| TASK STATEMENT |
Report every line in the listing that contains the string "image".
********
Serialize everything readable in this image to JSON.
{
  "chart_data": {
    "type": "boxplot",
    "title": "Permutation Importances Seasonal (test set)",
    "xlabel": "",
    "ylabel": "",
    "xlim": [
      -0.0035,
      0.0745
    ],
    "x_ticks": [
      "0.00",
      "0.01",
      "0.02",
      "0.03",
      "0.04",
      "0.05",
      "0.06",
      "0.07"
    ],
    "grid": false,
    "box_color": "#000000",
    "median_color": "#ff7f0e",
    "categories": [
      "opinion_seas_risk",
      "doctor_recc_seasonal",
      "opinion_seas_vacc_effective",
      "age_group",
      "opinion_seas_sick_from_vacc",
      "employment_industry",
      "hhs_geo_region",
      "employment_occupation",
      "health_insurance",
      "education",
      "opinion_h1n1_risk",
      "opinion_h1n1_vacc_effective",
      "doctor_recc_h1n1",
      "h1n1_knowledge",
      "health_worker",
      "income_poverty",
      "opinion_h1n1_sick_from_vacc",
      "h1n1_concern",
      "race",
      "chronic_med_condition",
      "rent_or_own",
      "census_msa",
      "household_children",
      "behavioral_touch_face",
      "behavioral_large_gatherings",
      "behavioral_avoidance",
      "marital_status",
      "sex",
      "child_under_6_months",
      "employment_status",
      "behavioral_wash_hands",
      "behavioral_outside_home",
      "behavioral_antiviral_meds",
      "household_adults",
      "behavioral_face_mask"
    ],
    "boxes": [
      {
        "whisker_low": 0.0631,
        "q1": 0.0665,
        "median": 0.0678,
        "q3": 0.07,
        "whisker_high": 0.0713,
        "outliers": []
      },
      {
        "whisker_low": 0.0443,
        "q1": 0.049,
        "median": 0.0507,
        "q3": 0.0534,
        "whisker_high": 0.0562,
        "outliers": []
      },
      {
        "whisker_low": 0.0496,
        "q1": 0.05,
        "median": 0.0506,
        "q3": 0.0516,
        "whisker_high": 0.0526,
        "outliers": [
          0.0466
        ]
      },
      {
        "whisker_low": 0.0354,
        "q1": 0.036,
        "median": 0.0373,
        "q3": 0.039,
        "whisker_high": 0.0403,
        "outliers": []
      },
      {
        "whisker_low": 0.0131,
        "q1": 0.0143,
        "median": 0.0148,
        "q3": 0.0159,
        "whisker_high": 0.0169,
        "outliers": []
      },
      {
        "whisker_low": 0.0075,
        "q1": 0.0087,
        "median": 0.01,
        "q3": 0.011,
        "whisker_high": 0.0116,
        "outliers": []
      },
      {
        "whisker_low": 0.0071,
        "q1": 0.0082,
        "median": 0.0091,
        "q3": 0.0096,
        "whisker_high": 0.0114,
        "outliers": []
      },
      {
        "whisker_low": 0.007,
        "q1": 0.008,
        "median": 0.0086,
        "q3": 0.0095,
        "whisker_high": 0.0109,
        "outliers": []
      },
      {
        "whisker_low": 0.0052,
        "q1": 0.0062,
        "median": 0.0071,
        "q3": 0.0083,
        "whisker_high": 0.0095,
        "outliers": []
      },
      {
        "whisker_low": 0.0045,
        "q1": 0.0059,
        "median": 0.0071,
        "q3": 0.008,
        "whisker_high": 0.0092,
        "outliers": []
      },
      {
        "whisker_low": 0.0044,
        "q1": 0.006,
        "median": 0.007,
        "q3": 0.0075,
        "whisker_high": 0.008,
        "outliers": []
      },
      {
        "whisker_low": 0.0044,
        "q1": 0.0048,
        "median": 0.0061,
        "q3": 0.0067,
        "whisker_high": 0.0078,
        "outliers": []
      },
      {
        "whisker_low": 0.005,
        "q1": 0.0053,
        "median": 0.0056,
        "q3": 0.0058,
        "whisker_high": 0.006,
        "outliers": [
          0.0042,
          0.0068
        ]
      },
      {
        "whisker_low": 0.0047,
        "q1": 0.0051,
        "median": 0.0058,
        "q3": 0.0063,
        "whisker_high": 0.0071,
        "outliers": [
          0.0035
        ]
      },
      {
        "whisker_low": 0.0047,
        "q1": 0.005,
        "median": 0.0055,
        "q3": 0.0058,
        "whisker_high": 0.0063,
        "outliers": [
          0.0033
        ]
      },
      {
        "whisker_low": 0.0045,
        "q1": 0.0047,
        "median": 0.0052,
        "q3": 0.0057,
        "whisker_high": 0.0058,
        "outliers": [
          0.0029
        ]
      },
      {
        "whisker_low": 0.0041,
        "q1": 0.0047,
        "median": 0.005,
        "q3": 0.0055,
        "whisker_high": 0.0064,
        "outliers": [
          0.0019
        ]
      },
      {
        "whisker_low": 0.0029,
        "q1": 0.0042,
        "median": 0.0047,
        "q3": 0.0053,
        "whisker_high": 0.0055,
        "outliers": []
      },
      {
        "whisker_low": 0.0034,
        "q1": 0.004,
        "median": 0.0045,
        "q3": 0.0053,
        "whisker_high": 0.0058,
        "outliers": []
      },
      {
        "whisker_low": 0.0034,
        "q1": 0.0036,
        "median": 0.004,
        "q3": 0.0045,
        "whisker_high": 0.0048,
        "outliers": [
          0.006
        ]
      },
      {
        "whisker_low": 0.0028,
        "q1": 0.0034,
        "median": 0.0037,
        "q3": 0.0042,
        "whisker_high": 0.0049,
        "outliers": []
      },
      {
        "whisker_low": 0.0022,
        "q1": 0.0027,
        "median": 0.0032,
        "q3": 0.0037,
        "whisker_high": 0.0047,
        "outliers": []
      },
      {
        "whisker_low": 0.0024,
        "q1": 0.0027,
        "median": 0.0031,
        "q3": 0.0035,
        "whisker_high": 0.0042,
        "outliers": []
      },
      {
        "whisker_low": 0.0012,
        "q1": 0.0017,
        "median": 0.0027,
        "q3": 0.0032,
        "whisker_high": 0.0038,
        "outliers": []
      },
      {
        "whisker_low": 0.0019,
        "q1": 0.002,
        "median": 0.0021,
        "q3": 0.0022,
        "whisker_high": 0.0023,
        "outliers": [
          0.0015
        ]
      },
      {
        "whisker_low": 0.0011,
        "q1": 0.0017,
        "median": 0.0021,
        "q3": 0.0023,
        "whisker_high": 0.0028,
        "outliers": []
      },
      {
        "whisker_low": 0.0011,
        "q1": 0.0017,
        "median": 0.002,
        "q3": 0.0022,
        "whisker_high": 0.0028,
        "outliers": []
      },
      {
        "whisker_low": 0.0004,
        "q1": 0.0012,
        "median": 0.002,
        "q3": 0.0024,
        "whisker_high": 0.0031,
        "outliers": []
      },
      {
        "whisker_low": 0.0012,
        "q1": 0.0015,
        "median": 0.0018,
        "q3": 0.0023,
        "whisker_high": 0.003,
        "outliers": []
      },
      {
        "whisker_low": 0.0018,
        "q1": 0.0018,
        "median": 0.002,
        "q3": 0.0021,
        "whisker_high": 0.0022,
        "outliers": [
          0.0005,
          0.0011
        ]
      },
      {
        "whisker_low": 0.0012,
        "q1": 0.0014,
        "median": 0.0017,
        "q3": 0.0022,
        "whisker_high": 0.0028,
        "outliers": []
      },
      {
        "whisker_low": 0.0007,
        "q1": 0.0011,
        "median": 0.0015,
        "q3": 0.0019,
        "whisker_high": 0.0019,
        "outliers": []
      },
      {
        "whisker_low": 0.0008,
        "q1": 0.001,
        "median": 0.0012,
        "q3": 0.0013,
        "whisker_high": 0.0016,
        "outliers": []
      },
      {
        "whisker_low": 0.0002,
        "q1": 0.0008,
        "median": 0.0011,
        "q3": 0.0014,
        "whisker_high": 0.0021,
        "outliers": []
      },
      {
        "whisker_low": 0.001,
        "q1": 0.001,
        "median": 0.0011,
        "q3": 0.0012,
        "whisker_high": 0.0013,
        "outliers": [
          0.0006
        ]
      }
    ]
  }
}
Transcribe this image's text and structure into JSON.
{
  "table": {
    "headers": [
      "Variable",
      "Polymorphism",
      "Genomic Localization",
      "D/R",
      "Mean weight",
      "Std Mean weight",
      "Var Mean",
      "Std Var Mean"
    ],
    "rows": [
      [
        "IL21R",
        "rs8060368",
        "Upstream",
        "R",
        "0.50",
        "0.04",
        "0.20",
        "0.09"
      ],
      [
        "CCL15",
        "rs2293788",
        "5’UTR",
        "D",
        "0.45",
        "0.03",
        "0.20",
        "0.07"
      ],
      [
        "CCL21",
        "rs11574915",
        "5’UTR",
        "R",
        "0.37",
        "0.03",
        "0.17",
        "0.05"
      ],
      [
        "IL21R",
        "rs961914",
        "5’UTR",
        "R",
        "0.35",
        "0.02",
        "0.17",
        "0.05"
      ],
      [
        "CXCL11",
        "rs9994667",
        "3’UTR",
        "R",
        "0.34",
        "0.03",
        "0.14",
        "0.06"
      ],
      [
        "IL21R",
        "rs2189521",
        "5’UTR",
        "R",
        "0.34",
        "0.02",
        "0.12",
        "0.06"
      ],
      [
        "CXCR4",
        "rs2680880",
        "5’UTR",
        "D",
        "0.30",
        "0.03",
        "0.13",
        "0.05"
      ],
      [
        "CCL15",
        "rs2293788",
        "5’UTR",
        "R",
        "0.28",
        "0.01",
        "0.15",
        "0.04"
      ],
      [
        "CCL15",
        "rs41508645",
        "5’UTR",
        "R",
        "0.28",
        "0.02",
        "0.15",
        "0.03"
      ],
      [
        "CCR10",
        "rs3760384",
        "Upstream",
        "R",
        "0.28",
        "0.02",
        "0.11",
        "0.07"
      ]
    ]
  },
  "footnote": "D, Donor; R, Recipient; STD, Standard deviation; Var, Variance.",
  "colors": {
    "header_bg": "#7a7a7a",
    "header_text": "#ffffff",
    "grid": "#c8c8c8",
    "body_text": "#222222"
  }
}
********
| SOLUTION |
Serialize everything readable in this image to JSON.
Transcribe this image's text and structure into JSON.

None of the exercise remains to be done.